Directions:
1) Answer each question from the Dominion Theology passage below.
(a) Which laws does the passage say are assumed to have been fulfilled in the New Testament?
(b) What two beliefs does the passage associate with this view?
(c) By what other name are the Covenant People known?
2) Decide whether each statement agrees with the Dominion Theology passage below. Answer yes or no, and quote the words of the passage that settle it.
(a) Christians are called to rule over the new governmental system based on God's Law.
(b) Kingdom Now Theology has become popular in many charismatic churches.
(c) The refutation of Reformed Theology appears in this same installment.

Supplied passage:
ESCHATOLOGY MATTERS
Part 1: Dominion Theology

Before refuting the specific claims of Reformed Theology and some of the spin-offs (next week), today I will present some of the other belief systems that are being taught today.

Dominion Theology

This teaching says that Christians are responsible for bringing about a society in which Christianity rules in all areas of life. Sometimes this is referred to as “Christian Reconstruction” since society will be reconstructed by the Law of God as preached in the Gospels and the Great Commission. It is also known as Theonomy” which teaches that the Second Coming of Christ occurs after the Millennial Kingdom and that all the moral laws contained in the Old Testament apply to us today. Christians are called to create a worldwide kingdom patterned after the Mosaic Law.

This means that Christ will not return to earth until the Christians have established biblical Christianity as the governing principle for all areas of society, both personal and corporate. The goal is political and religious domination of the entire world by implementing the moral laws of the Old Testament including the prescribed punishments. The sacrificial and ceremonial laws are assumed to have been fulfilled in the New Testament. While the Christians are called to implement this new governmental system based on God’s Law, they are not called to rule over it.

Associated with this view are two beliefs with drastic ramifications regarding the nature and future of both Israel and the Church, as well as whether biblical prophecy is to be taken literally or allegorically.

The first belief is that the Church and Israel are essentially one and the same. The second belief is that we are now in the Millennial Kingdom of God. Man, under the covenant of grace is responsible to rule the world, to hold dominion over it in obedience to the laws of God.

Kingdom Now Theology

Dominion Theology and Christian Reconstructionism have become popular in many charismatic churches in the form of Kingdom Now Theology which teaches that since God lost control over the world to Satan when Adam and Eve sinned, God has been trying to reestablish control over the world by seeking a special group of believers known as Covenant People (also known as Joel’s Army) through whom He will bring social institutions (including governments and laws) back under His authority.

Record excerpts:

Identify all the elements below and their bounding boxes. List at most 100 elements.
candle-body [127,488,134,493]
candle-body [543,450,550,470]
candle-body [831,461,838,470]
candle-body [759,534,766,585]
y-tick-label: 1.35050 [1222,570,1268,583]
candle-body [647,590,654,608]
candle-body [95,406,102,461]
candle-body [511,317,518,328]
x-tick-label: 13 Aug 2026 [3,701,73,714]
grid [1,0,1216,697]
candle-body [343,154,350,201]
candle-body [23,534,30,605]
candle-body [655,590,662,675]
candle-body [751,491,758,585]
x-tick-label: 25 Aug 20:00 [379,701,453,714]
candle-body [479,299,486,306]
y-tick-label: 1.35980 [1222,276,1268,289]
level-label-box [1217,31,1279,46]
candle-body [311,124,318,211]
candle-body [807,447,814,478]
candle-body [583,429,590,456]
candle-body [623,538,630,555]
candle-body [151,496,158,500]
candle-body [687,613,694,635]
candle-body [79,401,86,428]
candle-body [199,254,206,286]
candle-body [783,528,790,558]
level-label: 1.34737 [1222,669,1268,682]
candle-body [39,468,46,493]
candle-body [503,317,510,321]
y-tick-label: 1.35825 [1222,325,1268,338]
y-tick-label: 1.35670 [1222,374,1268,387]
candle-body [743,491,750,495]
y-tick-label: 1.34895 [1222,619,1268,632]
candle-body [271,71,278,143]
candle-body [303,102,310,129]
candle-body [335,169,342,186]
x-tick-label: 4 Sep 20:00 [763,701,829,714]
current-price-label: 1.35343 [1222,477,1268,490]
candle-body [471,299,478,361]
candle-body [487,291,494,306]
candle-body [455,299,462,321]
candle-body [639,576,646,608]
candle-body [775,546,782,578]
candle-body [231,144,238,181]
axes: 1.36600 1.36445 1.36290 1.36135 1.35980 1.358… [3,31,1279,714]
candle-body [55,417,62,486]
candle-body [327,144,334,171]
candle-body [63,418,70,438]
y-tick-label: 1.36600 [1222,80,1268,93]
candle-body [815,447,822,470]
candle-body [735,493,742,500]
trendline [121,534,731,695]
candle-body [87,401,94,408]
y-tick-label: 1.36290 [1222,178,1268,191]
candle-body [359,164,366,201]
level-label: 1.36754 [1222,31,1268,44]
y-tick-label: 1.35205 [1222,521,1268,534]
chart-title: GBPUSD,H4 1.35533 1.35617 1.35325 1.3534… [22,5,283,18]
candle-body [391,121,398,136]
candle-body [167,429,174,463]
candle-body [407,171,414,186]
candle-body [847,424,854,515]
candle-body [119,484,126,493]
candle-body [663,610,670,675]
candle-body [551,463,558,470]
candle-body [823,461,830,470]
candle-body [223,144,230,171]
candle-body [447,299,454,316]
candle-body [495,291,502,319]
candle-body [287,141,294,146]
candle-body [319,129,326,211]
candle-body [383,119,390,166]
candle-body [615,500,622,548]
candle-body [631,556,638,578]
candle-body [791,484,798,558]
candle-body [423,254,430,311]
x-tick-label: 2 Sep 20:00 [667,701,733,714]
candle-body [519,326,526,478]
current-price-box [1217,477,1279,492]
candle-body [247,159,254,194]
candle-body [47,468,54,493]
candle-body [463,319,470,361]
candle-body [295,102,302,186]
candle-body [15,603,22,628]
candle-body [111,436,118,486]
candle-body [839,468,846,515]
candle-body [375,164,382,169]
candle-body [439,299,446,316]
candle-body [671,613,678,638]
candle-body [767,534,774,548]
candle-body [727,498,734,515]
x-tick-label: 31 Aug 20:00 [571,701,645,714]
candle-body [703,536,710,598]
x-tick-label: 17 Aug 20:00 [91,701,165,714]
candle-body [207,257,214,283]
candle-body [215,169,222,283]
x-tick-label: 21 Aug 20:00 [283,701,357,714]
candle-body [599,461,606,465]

Answers by item:
1)
(a) The sacrificial and ceremonial laws.
(b) That the Church and Israel are essentially one and the same, and that we are now in the Millennial Kingdom of God.
(c) Joel's Army.

2)
(a) No: "they are not called to rule over it."
(b) Yes: "Dominion Theology and Christian Reconstructionism have become popular in many charismatic churches in the form of Kingdom Now Theology"
(c) No: "Before refuting the specific claims of Reformed Theology and some of the spin-offs (next week)"